Collected data
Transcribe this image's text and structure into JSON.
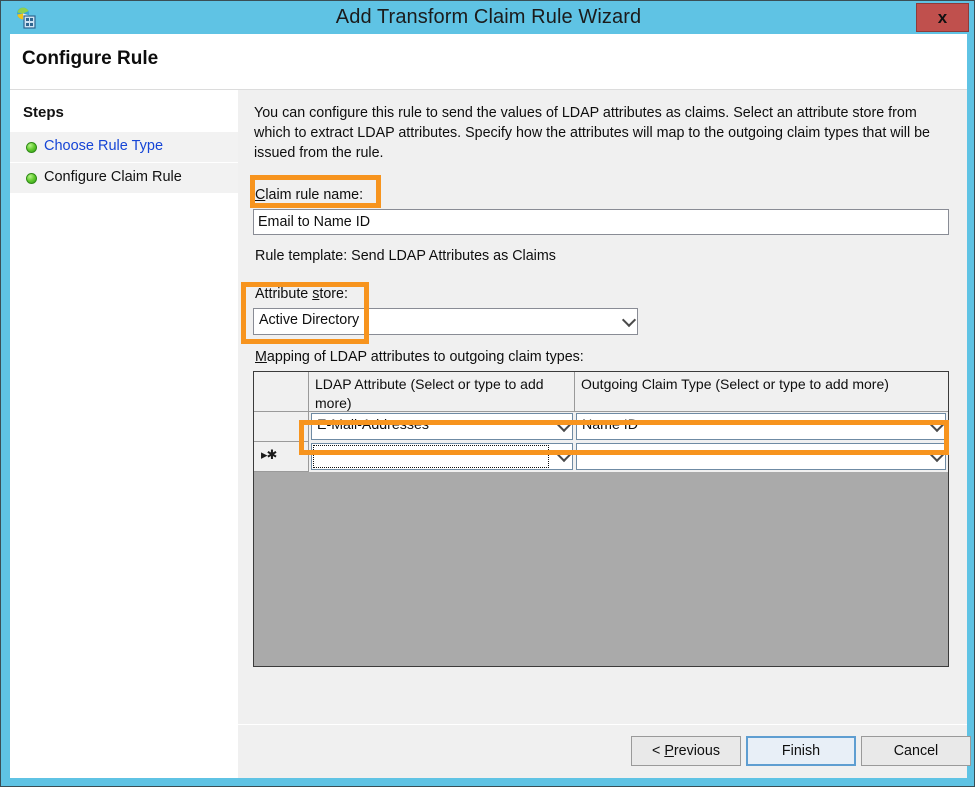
{
  "window": {
    "title": "Add Transform Claim Rule Wizard",
    "icon": "server-globe-icon",
    "close_label": "x",
    "titlebar_color": "#5fc3e4",
    "close_button_color": "#c0504d"
  },
  "page": {
    "header_title": "Configure Rule"
  },
  "sidebar": {
    "heading": "Steps",
    "items": [
      {
        "label": "Choose Rule Type",
        "state": "link"
      },
      {
        "label": "Configure Claim Rule",
        "state": "current"
      }
    ]
  },
  "main": {
    "intro": "You can configure this rule to send the values of LDAP attributes as claims. Select an attribute store from which to extract LDAP attributes. Specify how the attributes will map to the outgoing claim types that will be issued from the rule.",
    "rule_name_label": "Claim rule name:",
    "rule_name_label_accesskey": "C",
    "rule_name_value": "Email to Name ID",
    "rule_template_text": "Rule template: Send LDAP Attributes as Claims",
    "attribute_store_label": "Attribute store:",
    "attribute_store_label_accesskey": "s",
    "attribute_store_value": "Active Directory",
    "mapping_label": "Mapping of LDAP attributes to outgoing claim types:",
    "mapping_label_accesskey": "M"
  },
  "grid": {
    "columns": [
      {
        "header": ""
      },
      {
        "header": "LDAP Attribute (Select or type to add more)"
      },
      {
        "header": "Outgoing Claim Type (Select or type to add more)"
      }
    ],
    "rows": [
      {
        "marker": "",
        "ldap_attribute": "E-Mail-Addresses",
        "outgoing_claim_type": "Name ID"
      },
      {
        "marker": "▸✱",
        "ldap_attribute": "",
        "outgoing_claim_type": ""
      }
    ]
  },
  "highlights": {
    "color": "#F7941E",
    "regions": [
      "claim-rule-name-label",
      "attribute-store-label-and-value",
      "first-mapping-row"
    ]
  },
  "footer": {
    "previous_label": "< Previous",
    "previous_accesskey": "P",
    "finish_label": "Finish",
    "cancel_label": "Cancel"
  }
}
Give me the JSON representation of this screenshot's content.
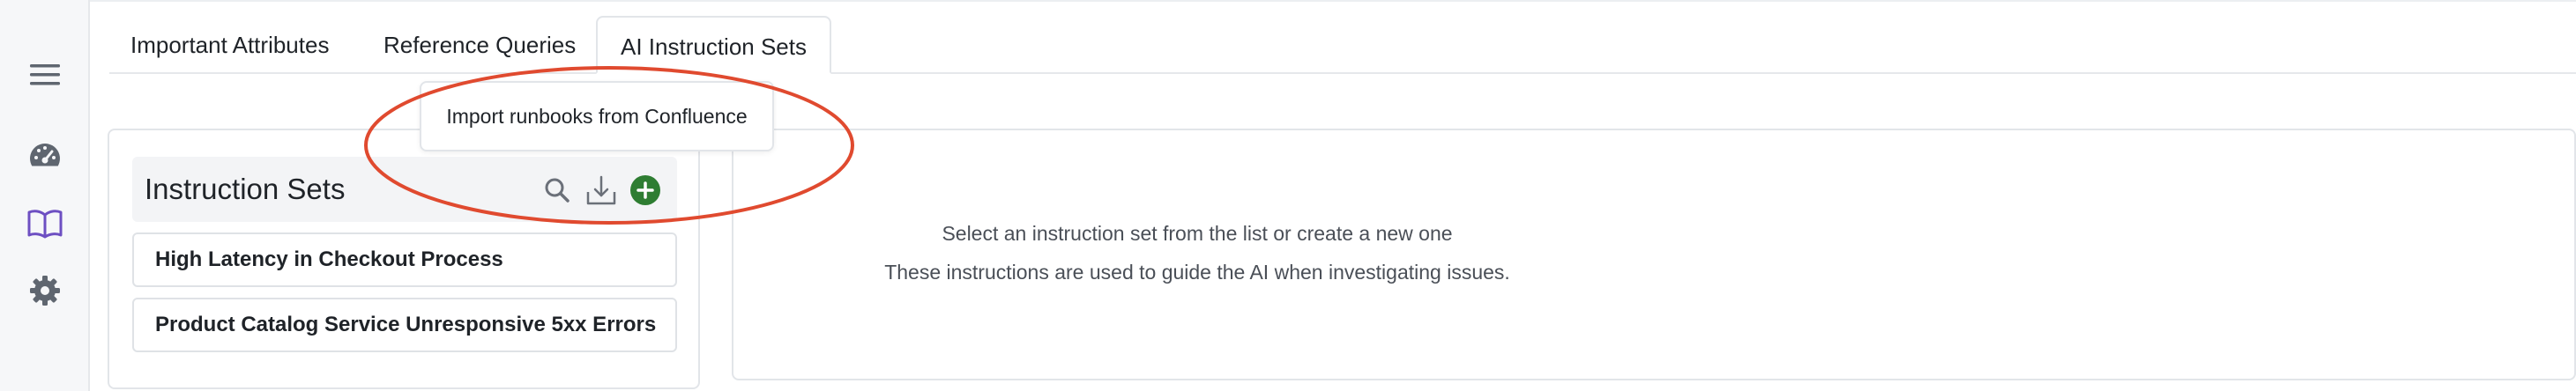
{
  "sidebar": {
    "items": [
      {
        "name": "menu-icon"
      },
      {
        "name": "dashboard-icon"
      },
      {
        "name": "book-icon",
        "active": true
      },
      {
        "name": "gear-icon"
      }
    ],
    "accent_color": "#6d4fc2",
    "icon_color": "#5f6670"
  },
  "tabs": [
    {
      "label": "Important Attributes"
    },
    {
      "label": "Reference Queries"
    },
    {
      "label": "AI Instruction Sets",
      "active": true
    }
  ],
  "instruction_sets": {
    "title": "Instruction Sets",
    "header_icons": [
      "search-icon",
      "import-icon",
      "add-icon"
    ],
    "add_color": "#2e7d32",
    "items": [
      {
        "label": "High Latency in Checkout Process"
      },
      {
        "label": "Product Catalog Service Unresponsive 5xx Errors"
      }
    ]
  },
  "tooltip": {
    "text": "Import runbooks from Confluence"
  },
  "empty_state": {
    "line1": "Select an instruction set from the list or create a new one",
    "line2": "These instructions are used to guide the AI when investigating issues."
  },
  "annotation": {
    "shape": "ellipse",
    "color": "#e04a2f"
  }
}
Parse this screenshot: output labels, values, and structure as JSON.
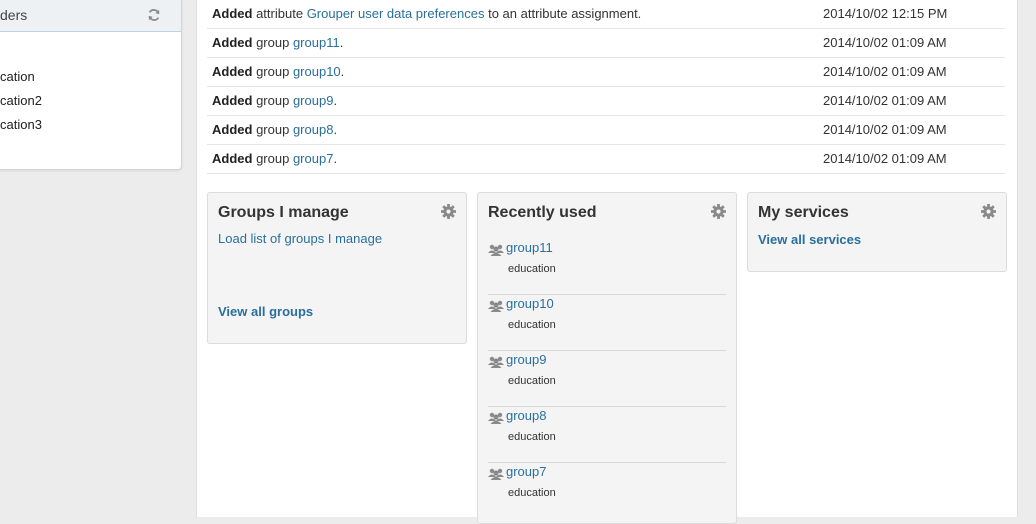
{
  "sidebar": {
    "title": "ders",
    "items": [
      "cation",
      "cation2",
      "cation3"
    ]
  },
  "activity": [
    {
      "action": "Added",
      "pre": "attribute",
      "link": "Grouper user data preferences",
      "post": "to an attribute assignment.",
      "time": "2014/10/02 12:15 PM"
    },
    {
      "action": "Added",
      "pre": "group",
      "link": "group11",
      "post": ".",
      "time": "2014/10/02 01:09 AM"
    },
    {
      "action": "Added",
      "pre": "group",
      "link": "group10",
      "post": ".",
      "time": "2014/10/02 01:09 AM"
    },
    {
      "action": "Added",
      "pre": "group",
      "link": "group9",
      "post": ".",
      "time": "2014/10/02 01:09 AM"
    },
    {
      "action": "Added",
      "pre": "group",
      "link": "group8",
      "post": ".",
      "time": "2014/10/02 01:09 AM"
    },
    {
      "action": "Added",
      "pre": "group",
      "link": "group7",
      "post": ".",
      "time": "2014/10/02 01:09 AM"
    }
  ],
  "groups_i_manage": {
    "title": "Groups I manage",
    "load_link": "Load list of groups I manage",
    "view_all": "View all groups"
  },
  "recently_used": {
    "title": "Recently used",
    "items": [
      {
        "name": "group11",
        "folder": "education"
      },
      {
        "name": "group10",
        "folder": "education"
      },
      {
        "name": "group9",
        "folder": "education"
      },
      {
        "name": "group8",
        "folder": "education"
      },
      {
        "name": "group7",
        "folder": "education"
      }
    ]
  },
  "my_services": {
    "title": "My services",
    "view_all": "View all services"
  },
  "colors": {
    "link": "#2a6f9b",
    "panel_bg": "#f4f4f4",
    "page_bg": "#ececec",
    "icon_gray": "#8a8a8a"
  }
}
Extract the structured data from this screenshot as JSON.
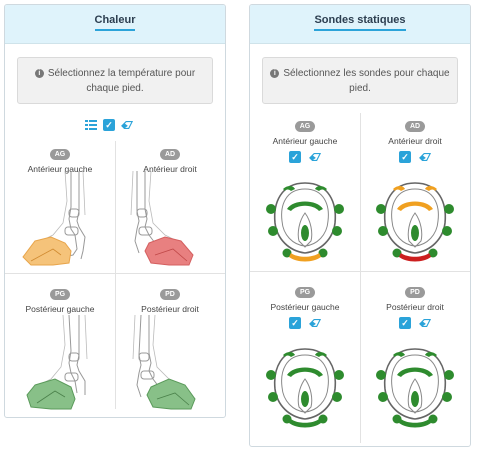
{
  "heat_panel": {
    "title": "Chaleur",
    "info": "Sélectionnez la température pour chaque pied.",
    "cells": [
      {
        "code": "AG",
        "label": "Antérieur gauche",
        "fill": "#f5c37a",
        "stroke": "#e8a54b"
      },
      {
        "code": "AD",
        "label": "Antérieur droit",
        "fill": "#e88080",
        "stroke": "#d45f5f"
      },
      {
        "code": "PG",
        "label": "Postérieur gauche",
        "fill": "#88c088",
        "stroke": "#5a9a5a"
      },
      {
        "code": "PD",
        "label": "Postérieur droit",
        "fill": "#88c088",
        "stroke": "#5a9a5a"
      }
    ]
  },
  "sensors_panel": {
    "title": "Sondes statiques",
    "info": "Sélectionnez les sondes pour chaque pied.",
    "cells": [
      {
        "code": "AG",
        "label": "Antérieur gauche",
        "bulbs": "#2e8b2e",
        "toe": "#f0a020",
        "top": "#2e8b2e"
      },
      {
        "code": "AD",
        "label": "Antérieur droit",
        "bulbs": "#2e8b2e",
        "toe": "#cc1f1f",
        "top": "#f0a020"
      },
      {
        "code": "PG",
        "label": "Postérieur gauche",
        "bulbs": "#2e8b2e",
        "toe": "#2e8b2e",
        "top": "#2e8b2e"
      },
      {
        "code": "PD",
        "label": "Postérieur droit",
        "bulbs": "#2e8b2e",
        "toe": "#2e8b2e",
        "top": "#2e8b2e"
      }
    ]
  },
  "icons": {
    "info": "info-icon",
    "list": "list-icon",
    "check": "checkbox-icon",
    "eraser": "eraser-icon"
  },
  "accent": "#2ba3d9"
}
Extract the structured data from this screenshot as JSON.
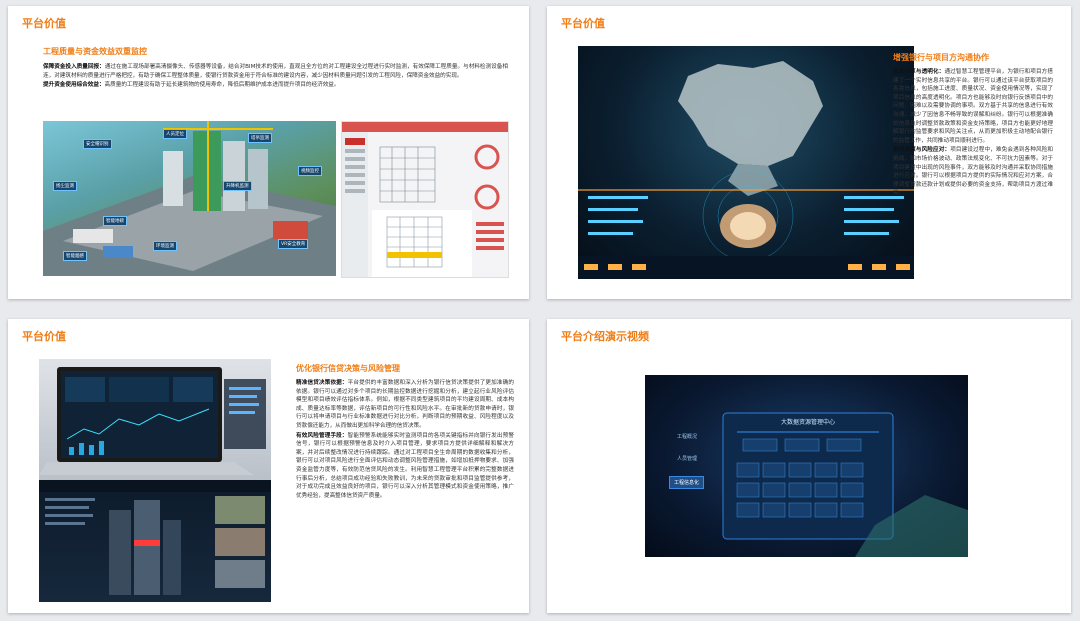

## GOAL OF THE EXERCISE
Identify how many lines in the entries above contain the word "View" and provide only that figure.

## ANSWER BELOW
2